Exercise goal: Go through the records and show each line where the word "专业行为准则" occurs.

(Records from a data collection)
####

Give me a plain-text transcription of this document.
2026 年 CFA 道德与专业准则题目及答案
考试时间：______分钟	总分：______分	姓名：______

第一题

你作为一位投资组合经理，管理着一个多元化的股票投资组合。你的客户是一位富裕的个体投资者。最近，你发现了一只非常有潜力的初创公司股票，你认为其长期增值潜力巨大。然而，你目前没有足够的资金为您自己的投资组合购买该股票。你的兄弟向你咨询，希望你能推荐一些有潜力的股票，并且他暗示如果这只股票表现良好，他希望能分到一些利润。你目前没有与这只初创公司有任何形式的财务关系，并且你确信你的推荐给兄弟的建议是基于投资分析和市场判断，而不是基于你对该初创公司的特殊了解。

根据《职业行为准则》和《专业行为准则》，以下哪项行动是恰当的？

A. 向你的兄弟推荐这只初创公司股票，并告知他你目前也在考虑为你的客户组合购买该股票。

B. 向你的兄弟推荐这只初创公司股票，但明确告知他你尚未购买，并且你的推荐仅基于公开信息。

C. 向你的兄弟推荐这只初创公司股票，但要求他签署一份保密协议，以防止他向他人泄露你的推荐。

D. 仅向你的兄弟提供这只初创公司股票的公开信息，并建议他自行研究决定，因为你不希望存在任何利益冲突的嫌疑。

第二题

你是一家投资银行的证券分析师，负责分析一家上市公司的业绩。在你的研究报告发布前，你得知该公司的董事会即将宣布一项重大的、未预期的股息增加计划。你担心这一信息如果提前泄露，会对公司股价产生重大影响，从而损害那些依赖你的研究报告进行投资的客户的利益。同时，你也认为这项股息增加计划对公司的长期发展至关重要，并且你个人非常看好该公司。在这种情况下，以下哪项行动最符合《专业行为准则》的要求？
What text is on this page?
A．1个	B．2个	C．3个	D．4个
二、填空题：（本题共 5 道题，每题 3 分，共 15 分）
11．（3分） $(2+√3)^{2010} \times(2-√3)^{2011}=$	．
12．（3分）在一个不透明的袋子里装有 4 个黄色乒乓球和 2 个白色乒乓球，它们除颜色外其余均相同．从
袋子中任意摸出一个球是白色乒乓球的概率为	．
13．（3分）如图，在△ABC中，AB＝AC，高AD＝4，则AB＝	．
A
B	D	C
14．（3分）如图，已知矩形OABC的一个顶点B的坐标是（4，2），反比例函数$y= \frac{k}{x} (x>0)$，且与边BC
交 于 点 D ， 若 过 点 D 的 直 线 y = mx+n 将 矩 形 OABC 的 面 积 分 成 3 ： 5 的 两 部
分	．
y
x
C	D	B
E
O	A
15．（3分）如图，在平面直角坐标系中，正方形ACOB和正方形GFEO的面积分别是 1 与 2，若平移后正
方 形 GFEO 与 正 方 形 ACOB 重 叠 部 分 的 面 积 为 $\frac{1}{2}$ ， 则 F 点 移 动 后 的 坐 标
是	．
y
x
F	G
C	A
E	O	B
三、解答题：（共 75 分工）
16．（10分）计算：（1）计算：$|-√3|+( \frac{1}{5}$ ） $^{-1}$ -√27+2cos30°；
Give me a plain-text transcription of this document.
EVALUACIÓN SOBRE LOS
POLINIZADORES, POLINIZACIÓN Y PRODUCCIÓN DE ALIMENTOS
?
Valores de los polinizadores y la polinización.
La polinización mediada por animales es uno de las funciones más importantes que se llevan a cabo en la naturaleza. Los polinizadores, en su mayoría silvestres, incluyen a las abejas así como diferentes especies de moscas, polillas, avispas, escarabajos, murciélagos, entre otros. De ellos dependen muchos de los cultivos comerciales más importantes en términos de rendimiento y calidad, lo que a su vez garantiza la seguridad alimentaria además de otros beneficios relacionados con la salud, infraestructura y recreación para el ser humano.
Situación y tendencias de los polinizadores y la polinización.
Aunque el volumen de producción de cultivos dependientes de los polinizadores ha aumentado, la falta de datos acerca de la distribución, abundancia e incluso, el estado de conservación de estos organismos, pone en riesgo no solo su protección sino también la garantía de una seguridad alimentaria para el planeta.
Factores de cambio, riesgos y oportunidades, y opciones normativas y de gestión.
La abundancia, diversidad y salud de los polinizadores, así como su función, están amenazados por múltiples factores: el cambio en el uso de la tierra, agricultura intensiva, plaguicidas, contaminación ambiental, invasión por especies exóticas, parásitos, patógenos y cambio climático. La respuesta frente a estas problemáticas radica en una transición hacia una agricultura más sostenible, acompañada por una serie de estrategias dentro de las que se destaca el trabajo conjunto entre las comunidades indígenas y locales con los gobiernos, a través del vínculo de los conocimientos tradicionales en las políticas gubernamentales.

####

Result:
根据《职业行为准则》和《专业行为准则》，以下哪项行动是恰当的？
你是一家投资银行的证券分析师，负责分析一家上市公司的业绩。在你的研究报告发布前，你得知该公司的董事会即将宣布一项重大的、未预期的股息增加计划。你担心这一信息如果提前泄露，会对公司股价产生重大影响，从而损害那些依赖你的研究报告进行投资的客户的利益。同时，你也认为这项股息增加计划对公司的长期发展至关重要，并且你个人非常看好该公司。在这种情况下，以下哪项行动最符合《专业行为准则》的要求？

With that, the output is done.